__The problem__:
Say how many lines contain the word "JSON". Only the number should be given.
-------
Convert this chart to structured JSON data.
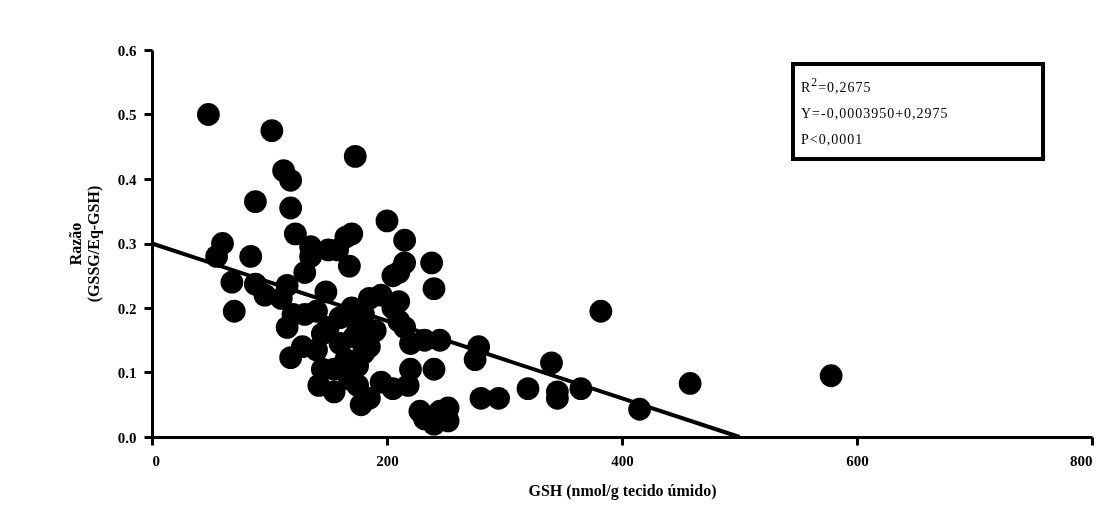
{
  "chart_data": {
    "type": "scatter",
    "xlabel": "GSH (nmol/g tecido úmido)",
    "ylabel": "Razão\n(GSSG/Eq-GSH)",
    "xlim": [
      0,
      800
    ],
    "xticks": [
      0,
      200,
      400,
      600,
      800
    ],
    "ylim": [
      0,
      0.6
    ],
    "yticks": [
      {
        "value": 0,
        "label": "0.0"
      },
      {
        "value": 0.1,
        "label": "0.1"
      },
      {
        "value": 0.2,
        "label": "0.2"
      },
      {
        "value": 0.3,
        "label": "0.3"
      },
      {
        "value": 0.4,
        "label": "0.4"
      },
      {
        "value": 0.5,
        "label": "0.5"
      },
      {
        "value": 0.6,
        "label": "0.6"
      }
    ],
    "grid": false,
    "series": [
      {
        "marker": "circle",
        "color": "#000000",
        "x": [
          48,
          102,
          112,
          173,
          118,
          88,
          118,
          122,
          60,
          55,
          84,
          88,
          68,
          96,
          70,
          110,
          115,
          118,
          115,
          130,
          135,
          135,
          150,
          158,
          165,
          170,
          168,
          200,
          215,
          215,
          205,
          210,
          238,
          240,
          245,
          240,
          232,
          228,
          232,
          240,
          245,
          252,
          252,
          278,
          275,
          280,
          295,
          320,
          340,
          345,
          345,
          365,
          382,
          415,
          458,
          578,
          130,
          140,
          145,
          150,
          160,
          170,
          175,
          180,
          185,
          195,
          190,
          205,
          210,
          210,
          215,
          220,
          220,
          218,
          205,
          195,
          185,
          178,
          175,
          168,
          175,
          180,
          165,
          160,
          155,
          145,
          142,
          155,
          140,
          148,
          128,
          120,
          185,
          172
        ],
        "values": [
          0.5,
          0.475,
          0.413,
          0.435,
          0.398,
          0.365,
          0.355,
          0.315,
          0.3,
          0.28,
          0.28,
          0.237,
          0.24,
          0.22,
          0.195,
          0.215,
          0.17,
          0.123,
          0.235,
          0.255,
          0.28,
          0.295,
          0.29,
          0.29,
          0.31,
          0.315,
          0.265,
          0.335,
          0.305,
          0.27,
          0.25,
          0.255,
          0.27,
          0.23,
          0.15,
          0.105,
          0.15,
          0.04,
          0.028,
          0.02,
          0.04,
          0.045,
          0.025,
          0.14,
          0.12,
          0.06,
          0.06,
          0.075,
          0.115,
          0.07,
          0.06,
          0.075,
          0.195,
          0.043,
          0.083,
          0.095,
          0.19,
          0.195,
          0.16,
          0.17,
          0.185,
          0.2,
          0.175,
          0.19,
          0.215,
          0.22,
          0.165,
          0.2,
          0.21,
          0.18,
          0.17,
          0.145,
          0.105,
          0.08,
          0.075,
          0.085,
          0.06,
          0.05,
          0.08,
          0.09,
          0.11,
          0.13,
          0.12,
          0.145,
          0.105,
          0.105,
          0.08,
          0.07,
          0.135,
          0.225,
          0.14,
          0.19,
          0.14,
          0.155
        ]
      },
      {
        "type": "line",
        "color": "#000000",
        "x": [
          0,
          500
        ],
        "values": [
          0.3,
          0
        ]
      }
    ],
    "annotations": [
      "R$^{2}$=0,2675",
      "Y=-0,0003950+0,2975",
      "P<0,0001"
    ]
  }
}
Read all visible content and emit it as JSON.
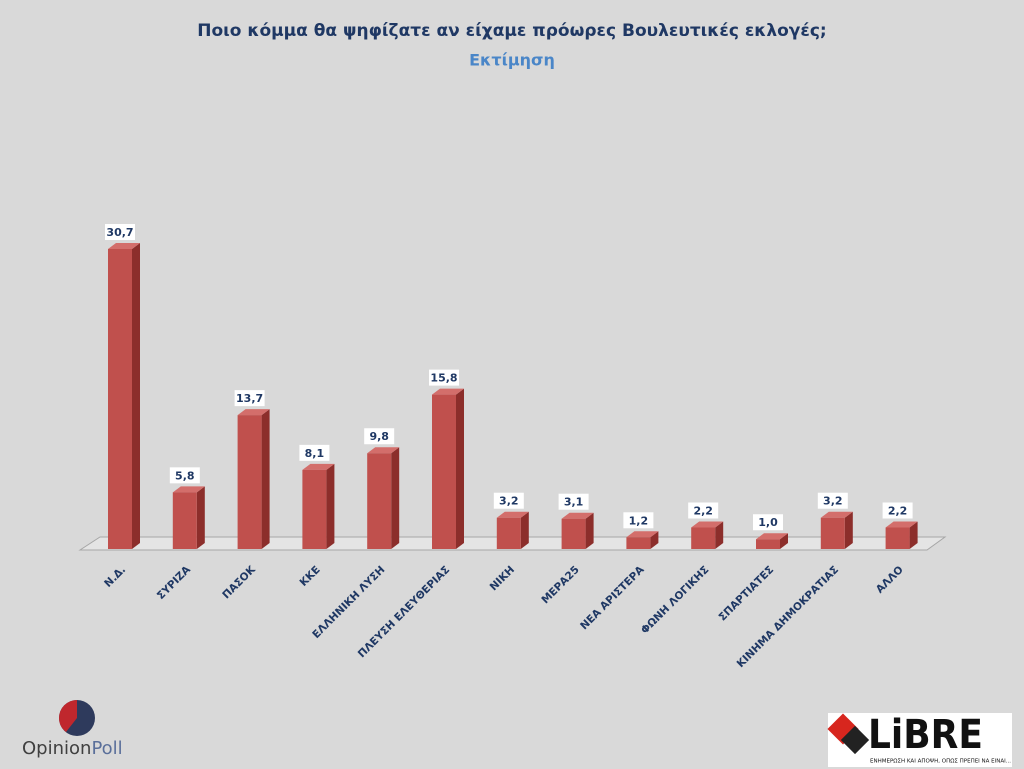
{
  "chart_data": {
    "type": "bar",
    "title": "Ποιο κόμμα θα ψηφίζατε αν είχαμε πρόωρες Βουλευτικές εκλογές;",
    "subtitle": "Εκτίμηση",
    "categories": [
      "Ν.Δ.",
      "ΣΥΡΙΖΑ",
      "ΠΑΣΟΚ",
      "ΚΚΕ",
      "ΕΛΛΗΝΙΚΗ ΛΥΣΗ",
      "ΠΛΕΥΣΗ ΕΛΕΥΘΕΡΙΑΣ",
      "ΝΙΚΗ",
      "ΜΕΡΑ25",
      "ΝΕΑ ΑΡΙΣΤΕΡΑ",
      "ΦΩΝΗ ΛΟΓΙΚΗΣ",
      "ΣΠΑΡΤΙΑΤΕΣ",
      "ΚΙΝΗΜΑ ΔΗΜΟΚΡΑΤΙΑΣ",
      "ΑΛΛΟ"
    ],
    "values": [
      30.7,
      5.8,
      13.7,
      8.1,
      9.8,
      15.8,
      3.2,
      3.1,
      1.2,
      2.2,
      1.0,
      3.2,
      2.2
    ],
    "value_labels": [
      "30,7",
      "5,8",
      "13,7",
      "8,1",
      "9,8",
      "15,8",
      "3,2",
      "3,1",
      "1,2",
      "2,2",
      "1,0",
      "3,2",
      "2,2"
    ],
    "color": "#c0504d"
  },
  "logos": {
    "opinion_poll": [
      "Opinion",
      "Poll"
    ],
    "libre": "LiBRE",
    "libre_tagline": "ΕΝΗΜΕΡΩΣΗ ΚΑΙ ΑΠΟΨΗ, ΟΠΩΣ ΠΡΕΠΕΙ ΝΑ ΕΙΝΑΙ..."
  }
}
-------
__Written answer__:
2